• _Exercise details_: Write out each of the following records line for line, keeping every character unchanged.
----------
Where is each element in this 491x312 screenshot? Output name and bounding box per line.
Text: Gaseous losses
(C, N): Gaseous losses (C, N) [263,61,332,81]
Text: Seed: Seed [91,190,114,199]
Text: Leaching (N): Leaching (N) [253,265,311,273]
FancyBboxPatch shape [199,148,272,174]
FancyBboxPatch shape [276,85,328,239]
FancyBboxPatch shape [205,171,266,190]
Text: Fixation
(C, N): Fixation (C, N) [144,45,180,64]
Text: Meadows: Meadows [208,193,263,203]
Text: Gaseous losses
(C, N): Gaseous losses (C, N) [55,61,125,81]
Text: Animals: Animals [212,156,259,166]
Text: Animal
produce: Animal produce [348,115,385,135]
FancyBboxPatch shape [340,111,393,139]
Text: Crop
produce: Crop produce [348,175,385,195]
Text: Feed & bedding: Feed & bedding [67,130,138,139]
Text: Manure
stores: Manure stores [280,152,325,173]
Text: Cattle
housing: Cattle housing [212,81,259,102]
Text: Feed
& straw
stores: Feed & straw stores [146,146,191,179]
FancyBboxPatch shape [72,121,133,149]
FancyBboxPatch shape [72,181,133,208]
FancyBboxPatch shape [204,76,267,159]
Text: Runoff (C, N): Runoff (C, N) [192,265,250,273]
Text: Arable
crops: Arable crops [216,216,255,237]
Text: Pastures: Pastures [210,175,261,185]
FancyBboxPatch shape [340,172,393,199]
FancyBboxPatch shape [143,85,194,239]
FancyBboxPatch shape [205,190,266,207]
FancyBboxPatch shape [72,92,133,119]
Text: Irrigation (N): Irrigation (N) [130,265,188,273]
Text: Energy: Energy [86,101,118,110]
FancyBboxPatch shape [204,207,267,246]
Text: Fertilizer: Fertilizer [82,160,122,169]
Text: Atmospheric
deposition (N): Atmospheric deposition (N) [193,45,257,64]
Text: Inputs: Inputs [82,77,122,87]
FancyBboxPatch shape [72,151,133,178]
----------
• _The reply_:
Where is each element in this 491x312 screenshot? Output name and bounding box per line.
Text: Gaseous losses
(C, N): Gaseous losses (C, N) [263,61,332,81]
Text: Seed: Seed [91,190,114,199]
Text: Leaching (N): Leaching (N) [253,265,311,273]
FancyBboxPatch shape [199,148,272,174]
FancyBboxPatch shape [276,85,328,239]
FancyBboxPatch shape [205,171,266,190]
Text: Fixation
(C, N): Fixation (C, N) [144,45,180,64]
Text: Meadows: Meadows [208,193,263,203]
Text: Gaseous losses
(C, N): Gaseous losses (C, N) [55,61,125,81]
Text: Animals: Animals [212,156,259,166]
Text: Animal
produce: Animal produce [348,115,385,135]
FancyBboxPatch shape [340,111,393,139]
Text: Crop
produce: Crop produce [348,175,385,195]
Text: Feed & bedding: Feed & bedding [67,130,138,139]
Text: Manure
stores: Manure stores [280,152,325,173]
Text: Cattle
housing: Cattle housing [212,81,259,102]
Text: Feed
& straw
stores: Feed & straw stores [146,146,191,179]
FancyBboxPatch shape [72,121,133,149]
FancyBboxPatch shape [72,181,133,208]
FancyBboxPatch shape [204,76,267,159]
Text: Runoff (C, N): Runoff (C, N) [192,265,250,273]
Text: Arable
crops: Arable crops [216,216,255,237]
Text: Pastures: Pastures [210,175,261,185]
FancyBboxPatch shape [340,172,393,199]
FancyBboxPatch shape [143,85,194,239]
FancyBboxPatch shape [205,190,266,207]
FancyBboxPatch shape [72,92,133,119]
Text: Irrigation (N): Irrigation (N) [130,265,188,273]
Text: Energy: Energy [86,101,118,110]
FancyBboxPatch shape [204,207,267,246]
Text: Fertilizer: Fertilizer [82,160,122,169]
Text: Atmospheric
deposition (N): Atmospheric deposition (N) [193,45,257,64]
Text: Inputs: Inputs [82,77,122,87]
FancyBboxPatch shape [72,151,133,178]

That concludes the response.